■ Recorded information
○ ○ ○
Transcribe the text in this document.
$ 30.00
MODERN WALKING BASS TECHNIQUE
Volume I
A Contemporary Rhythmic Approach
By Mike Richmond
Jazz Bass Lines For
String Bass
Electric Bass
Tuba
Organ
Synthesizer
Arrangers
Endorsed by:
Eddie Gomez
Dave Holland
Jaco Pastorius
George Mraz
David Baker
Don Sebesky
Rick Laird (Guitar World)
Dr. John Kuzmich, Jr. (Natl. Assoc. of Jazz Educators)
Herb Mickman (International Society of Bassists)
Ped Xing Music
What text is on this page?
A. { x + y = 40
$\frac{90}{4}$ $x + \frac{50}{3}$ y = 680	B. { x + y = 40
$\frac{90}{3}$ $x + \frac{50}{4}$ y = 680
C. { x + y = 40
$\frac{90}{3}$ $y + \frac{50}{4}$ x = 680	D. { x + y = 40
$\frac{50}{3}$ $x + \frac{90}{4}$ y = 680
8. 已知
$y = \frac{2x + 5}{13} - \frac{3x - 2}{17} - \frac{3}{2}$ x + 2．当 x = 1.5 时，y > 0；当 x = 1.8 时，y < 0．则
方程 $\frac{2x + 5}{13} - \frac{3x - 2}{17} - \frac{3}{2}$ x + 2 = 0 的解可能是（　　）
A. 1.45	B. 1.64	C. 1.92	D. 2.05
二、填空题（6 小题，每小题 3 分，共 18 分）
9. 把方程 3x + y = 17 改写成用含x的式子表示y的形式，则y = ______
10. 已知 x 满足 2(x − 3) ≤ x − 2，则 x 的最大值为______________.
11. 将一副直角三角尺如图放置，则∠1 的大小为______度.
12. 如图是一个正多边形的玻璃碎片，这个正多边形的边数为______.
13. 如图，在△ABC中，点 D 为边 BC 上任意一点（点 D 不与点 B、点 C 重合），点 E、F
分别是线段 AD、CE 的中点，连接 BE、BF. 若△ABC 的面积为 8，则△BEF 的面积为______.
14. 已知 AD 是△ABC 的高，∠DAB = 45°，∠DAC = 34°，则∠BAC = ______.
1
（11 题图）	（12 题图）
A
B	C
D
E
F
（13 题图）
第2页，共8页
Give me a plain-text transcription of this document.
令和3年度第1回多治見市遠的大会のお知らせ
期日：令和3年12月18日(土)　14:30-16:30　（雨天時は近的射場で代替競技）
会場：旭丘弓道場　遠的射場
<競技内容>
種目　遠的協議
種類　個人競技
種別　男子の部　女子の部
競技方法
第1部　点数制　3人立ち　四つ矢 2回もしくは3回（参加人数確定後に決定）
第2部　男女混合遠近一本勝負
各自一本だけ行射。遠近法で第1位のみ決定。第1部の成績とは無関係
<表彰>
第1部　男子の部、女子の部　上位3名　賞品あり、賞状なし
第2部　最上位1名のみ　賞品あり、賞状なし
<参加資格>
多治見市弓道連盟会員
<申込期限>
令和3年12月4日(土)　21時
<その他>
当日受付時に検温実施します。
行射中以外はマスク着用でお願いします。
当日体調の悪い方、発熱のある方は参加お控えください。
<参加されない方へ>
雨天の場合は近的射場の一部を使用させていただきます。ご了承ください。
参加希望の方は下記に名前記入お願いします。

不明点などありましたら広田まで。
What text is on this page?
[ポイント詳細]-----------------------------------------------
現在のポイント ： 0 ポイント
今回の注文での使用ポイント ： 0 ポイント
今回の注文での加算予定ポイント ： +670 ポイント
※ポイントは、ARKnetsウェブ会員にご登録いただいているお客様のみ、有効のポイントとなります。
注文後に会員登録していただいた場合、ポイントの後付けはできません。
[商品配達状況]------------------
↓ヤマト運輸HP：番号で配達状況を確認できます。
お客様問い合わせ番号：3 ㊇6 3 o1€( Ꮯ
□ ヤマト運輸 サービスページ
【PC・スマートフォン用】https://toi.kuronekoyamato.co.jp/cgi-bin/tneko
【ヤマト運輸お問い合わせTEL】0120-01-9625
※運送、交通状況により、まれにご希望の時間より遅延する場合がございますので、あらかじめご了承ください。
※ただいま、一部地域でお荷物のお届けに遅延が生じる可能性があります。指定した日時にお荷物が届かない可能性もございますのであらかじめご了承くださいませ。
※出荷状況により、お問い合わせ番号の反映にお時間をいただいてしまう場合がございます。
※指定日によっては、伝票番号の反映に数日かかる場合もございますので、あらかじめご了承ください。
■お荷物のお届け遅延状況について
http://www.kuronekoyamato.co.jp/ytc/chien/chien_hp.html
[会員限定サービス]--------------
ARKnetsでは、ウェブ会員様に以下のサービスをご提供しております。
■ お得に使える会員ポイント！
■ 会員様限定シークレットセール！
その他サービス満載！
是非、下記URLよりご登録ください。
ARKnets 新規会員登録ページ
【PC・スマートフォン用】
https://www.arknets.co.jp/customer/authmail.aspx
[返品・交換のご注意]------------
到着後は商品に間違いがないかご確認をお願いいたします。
○ ○ ○
■ Exercise goal
Every record shown above should be written out again exactly.

■ Task output
Transcribe the text in this document.
$ 30.00
MODERN WALKING BASS TECHNIQUE
Volume I
A Contemporary Rhythmic Approach
By Mike Richmond
Jazz Bass Lines For
String Bass
Electric Bass
Tuba
Organ
Synthesizer
Arrangers
Endorsed by:
Eddie Gomez
Dave Holland
Jaco Pastorius
George Mraz
David Baker
Don Sebesky
Rick Laird (Guitar World)
Dr. John Kuzmich, Jr. (Natl. Assoc. of Jazz Educators)
Herb Mickman (International Society of Bassists)
Ped Xing Music
What text is on this page?
A. { x + y = 40
$\frac{90}{4}$ $x + \frac{50}{3}$ y = 680	B. { x + y = 40
$\frac{90}{3}$ $x + \frac{50}{4}$ y = 680
C. { x + y = 40
$\frac{90}{3}$ $y + \frac{50}{4}$ x = 680	D. { x + y = 40
$\frac{50}{3}$ $x + \frac{90}{4}$ y = 680
8. 已知
$y = \frac{2x + 5}{13} - \frac{3x - 2}{17} - \frac{3}{2}$ x + 2．当 x = 1.5 时，y > 0；当 x = 1.8 时，y < 0．则
方程 $\frac{2x + 5}{13} - \frac{3x - 2}{17} - \frac{3}{2}$ x + 2 = 0 的解可能是（　　）
A. 1.45	B. 1.64	C. 1.92	D. 2.05
二、填空题（6 小题，每小题 3 分，共 18 分）
9. 把方程 3x + y = 17 改写成用含x的式子表示y的形式，则y = ______
10. 已知 x 满足 2(x − 3) ≤ x − 2，则 x 的最大值为______________.
11. 将一副直角三角尺如图放置，则∠1 的大小为______度.
12. 如图是一个正多边形的玻璃碎片，这个正多边形的边数为______.
13. 如图，在△ABC中，点 D 为边 BC 上任意一点（点 D 不与点 B、点 C 重合），点 E、F
分别是线段 AD、CE 的中点，连接 BE、BF. 若△ABC 的面积为 8，则△BEF 的面积为______.
14. 已知 AD 是△ABC 的高，∠DAB = 45°，∠DAC = 34°，则∠BAC = ______.
1
（11 题图）	（12 题图）
A
B	C
D
E
F
（13 题图）
第2页，共8页
Give me a plain-text transcription of this document.
令和3年度第1回多治見市遠的大会のお知らせ
期日：令和3年12月18日(土)　14:30-16:30　（雨天時は近的射場で代替競技）
会場：旭丘弓道場　遠的射場
<競技内容>
種目　遠的協議
種類　個人競技
種別　男子の部　女子の部
競技方法
第1部　点数制　3人立ち　四つ矢 2回もしくは3回（参加人数確定後に決定）
第2部　男女混合遠近一本勝負
各自一本だけ行射。遠近法で第1位のみ決定。第1部の成績とは無関係
<表彰>
第1部　男子の部、女子の部　上位3名　賞品あり、賞状なし
第2部　最上位1名のみ　賞品あり、賞状なし
<参加資格>
多治見市弓道連盟会員
<申込期限>
令和3年12月4日(土)　21時
<その他>
当日受付時に検温実施します。
行射中以外はマスク着用でお願いします。
当日体調の悪い方、発熱のある方は参加お控えください。
<参加されない方へ>
雨天の場合は近的射場の一部を使用させていただきます。ご了承ください。
参加希望の方は下記に名前記入お願いします。

不明点などありましたら広田まで。
What text is on this page?
[ポイント詳細]-----------------------------------------------
現在のポイント ： 0 ポイント
今回の注文での使用ポイント ： 0 ポイント
今回の注文での加算予定ポイント ： +670 ポイント
※ポイントは、ARKnetsウェブ会員にご登録いただいているお客様のみ、有効のポイントとなります。
注文後に会員登録していただいた場合、ポイントの後付けはできません。
[商品配達状況]------------------
↓ヤマト運輸HP：番号で配達状況を確認できます。
お客様問い合わせ番号：3 ㊇6 3 o1€( Ꮯ
□ ヤマト運輸 サービスページ
【PC・スマートフォン用】https://toi.kuronekoyamato.co.jp/cgi-bin/tneko
【ヤマト運輸お問い合わせTEL】0120-01-9625
※運送、交通状況により、まれにご希望の時間より遅延する場合がございますので、あらかじめご了承ください。
※ただいま、一部地域でお荷物のお届けに遅延が生じる可能性があります。指定した日時にお荷物が届かない可能性もございますのであらかじめご了承くださいませ。
※出荷状況により、お問い合わせ番号の反映にお時間をいただいてしまう場合がございます。
※指定日によっては、伝票番号の反映に数日かかる場合もございますので、あらかじめご了承ください。
■お荷物のお届け遅延状況について
http://www.kuronekoyamato.co.jp/ytc/chien/chien_hp.html
[会員限定サービス]--------------
ARKnetsでは、ウェブ会員様に以下のサービスをご提供しております。
■ お得に使える会員ポイント！
■ 会員様限定シークレットセール！
その他サービス満載！
是非、下記URLよりご登録ください。
ARKnets 新規会員登録ページ
【PC・スマートフォン用】
https://www.arknets.co.jp/customer/authmail.aspx
[返品・交換のご注意]------------
到着後は商品に間違いがないかご確認をお願いいたします。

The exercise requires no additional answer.